** start of PROVIDED DATA **

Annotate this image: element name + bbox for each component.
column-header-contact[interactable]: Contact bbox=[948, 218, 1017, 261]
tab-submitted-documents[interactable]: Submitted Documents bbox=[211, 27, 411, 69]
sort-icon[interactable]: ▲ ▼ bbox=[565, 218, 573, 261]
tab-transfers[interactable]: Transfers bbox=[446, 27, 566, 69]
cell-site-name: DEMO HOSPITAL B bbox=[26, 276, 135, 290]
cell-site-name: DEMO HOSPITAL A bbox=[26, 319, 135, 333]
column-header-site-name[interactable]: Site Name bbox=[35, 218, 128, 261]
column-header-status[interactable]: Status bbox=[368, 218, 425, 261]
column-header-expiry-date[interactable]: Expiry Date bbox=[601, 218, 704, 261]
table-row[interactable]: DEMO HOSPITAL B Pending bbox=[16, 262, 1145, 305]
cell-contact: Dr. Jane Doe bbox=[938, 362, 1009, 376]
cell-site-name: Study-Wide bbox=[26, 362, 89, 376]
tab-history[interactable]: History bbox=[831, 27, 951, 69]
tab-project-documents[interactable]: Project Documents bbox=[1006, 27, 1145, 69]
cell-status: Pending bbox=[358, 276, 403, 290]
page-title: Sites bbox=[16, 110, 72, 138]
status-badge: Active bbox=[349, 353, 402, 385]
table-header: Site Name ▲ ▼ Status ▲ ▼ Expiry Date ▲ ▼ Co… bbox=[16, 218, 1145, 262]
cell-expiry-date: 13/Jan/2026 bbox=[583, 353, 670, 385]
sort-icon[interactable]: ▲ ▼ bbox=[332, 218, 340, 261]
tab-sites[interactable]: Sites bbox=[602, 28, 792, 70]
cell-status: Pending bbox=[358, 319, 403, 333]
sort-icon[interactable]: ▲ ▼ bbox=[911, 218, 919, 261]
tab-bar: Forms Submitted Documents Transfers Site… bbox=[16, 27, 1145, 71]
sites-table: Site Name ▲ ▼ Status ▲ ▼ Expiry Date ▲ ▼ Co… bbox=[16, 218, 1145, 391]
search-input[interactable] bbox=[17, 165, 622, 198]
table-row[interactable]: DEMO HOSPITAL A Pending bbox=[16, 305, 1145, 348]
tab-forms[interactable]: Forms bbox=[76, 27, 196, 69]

** end of PROVIDED DATA **

* GOAL:
Copy out the records above word for word, from the first line through the line that contains "tab-submitted-documents[interactable]: Submitted Documents".

* TASK RESPONSE:
Annotate this image: element name + bbox for each component.
column-header-contact[interactable]: Contact bbox=[948, 218, 1017, 261]
tab-submitted-documents[interactable]: Submitted Documents bbox=[211, 27, 411, 69]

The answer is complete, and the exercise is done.